(Dataset records)
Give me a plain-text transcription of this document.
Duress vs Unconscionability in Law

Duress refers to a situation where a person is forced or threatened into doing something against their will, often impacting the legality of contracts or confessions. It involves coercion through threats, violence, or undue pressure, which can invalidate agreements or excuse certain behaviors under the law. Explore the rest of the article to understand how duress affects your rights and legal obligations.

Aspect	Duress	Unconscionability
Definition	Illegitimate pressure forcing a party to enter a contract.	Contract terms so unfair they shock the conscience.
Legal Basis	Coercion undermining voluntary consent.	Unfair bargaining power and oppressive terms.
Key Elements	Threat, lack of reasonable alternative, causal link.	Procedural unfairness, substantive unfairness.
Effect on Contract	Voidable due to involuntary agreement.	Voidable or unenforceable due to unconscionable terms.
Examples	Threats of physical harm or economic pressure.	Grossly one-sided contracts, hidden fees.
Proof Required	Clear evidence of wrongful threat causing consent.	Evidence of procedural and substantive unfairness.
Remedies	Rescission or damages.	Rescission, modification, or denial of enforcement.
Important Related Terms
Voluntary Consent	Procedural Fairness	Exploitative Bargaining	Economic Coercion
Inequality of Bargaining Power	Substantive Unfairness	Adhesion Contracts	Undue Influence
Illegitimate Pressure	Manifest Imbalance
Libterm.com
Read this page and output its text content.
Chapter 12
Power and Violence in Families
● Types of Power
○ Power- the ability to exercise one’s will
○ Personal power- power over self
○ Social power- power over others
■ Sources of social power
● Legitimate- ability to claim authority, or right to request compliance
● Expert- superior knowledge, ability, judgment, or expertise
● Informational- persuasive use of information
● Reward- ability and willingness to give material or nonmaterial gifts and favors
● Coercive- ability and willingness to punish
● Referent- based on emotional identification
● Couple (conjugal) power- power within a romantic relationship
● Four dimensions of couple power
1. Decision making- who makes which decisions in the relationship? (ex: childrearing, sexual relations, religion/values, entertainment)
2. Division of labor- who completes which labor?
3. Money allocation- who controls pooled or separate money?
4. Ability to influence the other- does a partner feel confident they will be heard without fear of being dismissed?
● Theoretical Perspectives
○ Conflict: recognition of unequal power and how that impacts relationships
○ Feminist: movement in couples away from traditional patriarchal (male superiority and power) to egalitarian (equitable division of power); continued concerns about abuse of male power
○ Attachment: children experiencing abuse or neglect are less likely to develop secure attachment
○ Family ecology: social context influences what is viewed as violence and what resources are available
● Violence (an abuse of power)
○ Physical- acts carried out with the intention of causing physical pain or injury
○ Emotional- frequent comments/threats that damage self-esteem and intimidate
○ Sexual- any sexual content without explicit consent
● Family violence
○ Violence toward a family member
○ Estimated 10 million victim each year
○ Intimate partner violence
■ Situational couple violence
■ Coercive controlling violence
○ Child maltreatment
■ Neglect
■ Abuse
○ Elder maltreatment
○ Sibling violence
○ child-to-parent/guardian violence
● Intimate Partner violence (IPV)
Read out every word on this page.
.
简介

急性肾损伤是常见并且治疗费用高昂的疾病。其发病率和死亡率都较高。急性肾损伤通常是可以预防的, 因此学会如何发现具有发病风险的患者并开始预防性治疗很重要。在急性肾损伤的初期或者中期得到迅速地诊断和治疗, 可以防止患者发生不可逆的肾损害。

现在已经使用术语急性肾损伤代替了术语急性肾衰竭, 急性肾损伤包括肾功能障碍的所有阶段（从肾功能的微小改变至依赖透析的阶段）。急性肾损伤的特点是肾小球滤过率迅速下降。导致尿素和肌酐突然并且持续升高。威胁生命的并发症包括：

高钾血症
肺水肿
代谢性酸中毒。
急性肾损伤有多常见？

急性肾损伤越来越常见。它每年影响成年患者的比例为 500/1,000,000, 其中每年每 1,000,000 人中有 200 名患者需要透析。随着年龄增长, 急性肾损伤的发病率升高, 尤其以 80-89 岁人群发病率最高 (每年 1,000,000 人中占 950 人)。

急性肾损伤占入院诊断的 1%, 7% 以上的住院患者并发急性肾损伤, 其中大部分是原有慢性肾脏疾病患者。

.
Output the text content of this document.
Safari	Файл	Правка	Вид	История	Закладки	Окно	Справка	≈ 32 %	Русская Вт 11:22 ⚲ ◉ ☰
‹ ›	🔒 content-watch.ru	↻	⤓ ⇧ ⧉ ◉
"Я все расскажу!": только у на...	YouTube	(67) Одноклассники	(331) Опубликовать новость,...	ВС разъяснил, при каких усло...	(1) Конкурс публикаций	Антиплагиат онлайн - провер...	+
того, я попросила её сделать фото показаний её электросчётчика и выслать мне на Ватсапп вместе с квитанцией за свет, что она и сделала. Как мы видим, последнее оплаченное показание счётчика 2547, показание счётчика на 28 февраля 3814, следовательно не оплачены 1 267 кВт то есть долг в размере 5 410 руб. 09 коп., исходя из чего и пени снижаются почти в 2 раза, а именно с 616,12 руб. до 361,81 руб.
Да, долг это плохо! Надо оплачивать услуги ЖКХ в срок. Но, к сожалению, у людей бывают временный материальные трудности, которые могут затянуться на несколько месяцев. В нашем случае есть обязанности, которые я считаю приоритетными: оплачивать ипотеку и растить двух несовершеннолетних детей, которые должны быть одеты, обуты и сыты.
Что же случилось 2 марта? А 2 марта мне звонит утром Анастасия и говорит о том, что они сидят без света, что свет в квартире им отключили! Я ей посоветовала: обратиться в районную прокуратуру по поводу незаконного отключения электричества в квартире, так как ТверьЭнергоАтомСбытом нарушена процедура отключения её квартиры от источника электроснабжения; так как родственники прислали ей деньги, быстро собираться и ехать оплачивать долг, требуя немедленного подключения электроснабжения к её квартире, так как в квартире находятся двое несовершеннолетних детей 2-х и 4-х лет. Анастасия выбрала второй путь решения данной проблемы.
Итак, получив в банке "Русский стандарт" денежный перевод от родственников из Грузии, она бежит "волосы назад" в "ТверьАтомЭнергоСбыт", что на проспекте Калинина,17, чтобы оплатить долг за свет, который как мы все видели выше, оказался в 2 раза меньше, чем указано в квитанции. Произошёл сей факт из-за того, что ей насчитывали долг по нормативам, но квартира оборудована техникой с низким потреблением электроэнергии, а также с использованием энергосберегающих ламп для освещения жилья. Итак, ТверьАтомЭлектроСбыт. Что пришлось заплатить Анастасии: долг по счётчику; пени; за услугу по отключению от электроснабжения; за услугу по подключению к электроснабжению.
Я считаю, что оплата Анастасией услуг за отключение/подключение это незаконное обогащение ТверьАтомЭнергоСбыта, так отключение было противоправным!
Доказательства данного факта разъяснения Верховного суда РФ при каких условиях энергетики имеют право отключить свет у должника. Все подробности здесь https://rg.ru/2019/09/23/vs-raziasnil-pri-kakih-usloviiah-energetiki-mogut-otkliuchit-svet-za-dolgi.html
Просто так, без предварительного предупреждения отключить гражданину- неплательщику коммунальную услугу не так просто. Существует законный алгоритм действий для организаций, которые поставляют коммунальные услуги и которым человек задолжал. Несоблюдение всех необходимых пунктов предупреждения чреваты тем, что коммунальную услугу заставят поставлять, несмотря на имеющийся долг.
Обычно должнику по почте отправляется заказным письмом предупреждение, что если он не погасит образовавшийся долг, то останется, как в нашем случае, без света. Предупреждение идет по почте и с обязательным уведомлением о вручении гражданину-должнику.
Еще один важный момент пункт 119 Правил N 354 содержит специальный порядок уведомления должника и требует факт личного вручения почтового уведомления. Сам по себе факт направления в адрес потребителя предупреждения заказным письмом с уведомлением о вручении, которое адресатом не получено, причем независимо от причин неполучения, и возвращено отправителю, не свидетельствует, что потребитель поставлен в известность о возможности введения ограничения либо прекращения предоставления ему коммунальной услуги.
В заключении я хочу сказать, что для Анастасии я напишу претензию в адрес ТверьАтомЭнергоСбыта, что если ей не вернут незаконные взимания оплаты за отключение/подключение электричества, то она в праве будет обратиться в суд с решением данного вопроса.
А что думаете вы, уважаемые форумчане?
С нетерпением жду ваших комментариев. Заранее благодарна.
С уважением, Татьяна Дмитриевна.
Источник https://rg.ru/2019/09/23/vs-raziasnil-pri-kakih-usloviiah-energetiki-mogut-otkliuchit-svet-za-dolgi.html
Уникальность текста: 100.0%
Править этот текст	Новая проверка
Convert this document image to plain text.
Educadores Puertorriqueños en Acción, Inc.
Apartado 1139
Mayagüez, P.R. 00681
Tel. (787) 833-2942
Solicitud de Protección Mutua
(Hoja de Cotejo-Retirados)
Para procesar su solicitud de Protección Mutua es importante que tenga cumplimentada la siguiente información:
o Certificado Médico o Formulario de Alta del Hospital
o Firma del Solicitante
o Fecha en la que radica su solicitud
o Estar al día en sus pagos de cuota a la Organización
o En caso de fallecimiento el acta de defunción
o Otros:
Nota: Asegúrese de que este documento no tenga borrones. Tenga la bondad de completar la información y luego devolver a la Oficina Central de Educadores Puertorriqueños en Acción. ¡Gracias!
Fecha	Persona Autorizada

TO BE DONE: Check each line of the entries for the string "отключение". Copy the lines that have it.

RESULT:
Я считаю, что оплата Анастасией услуг за отключение/подключение это незаконное обогащение ТверьАтомЭнергоСбыта, так отключение было противоправным!
В заключении я хочу сказать, что для Анастасии я напишу претензию в адрес ТверьАтомЭнергоСбыта, что если ей не вернут незаконные взимания оплаты за отключение/подключение электричества, то она в праве будет обратиться в суд с решением данного вопроса.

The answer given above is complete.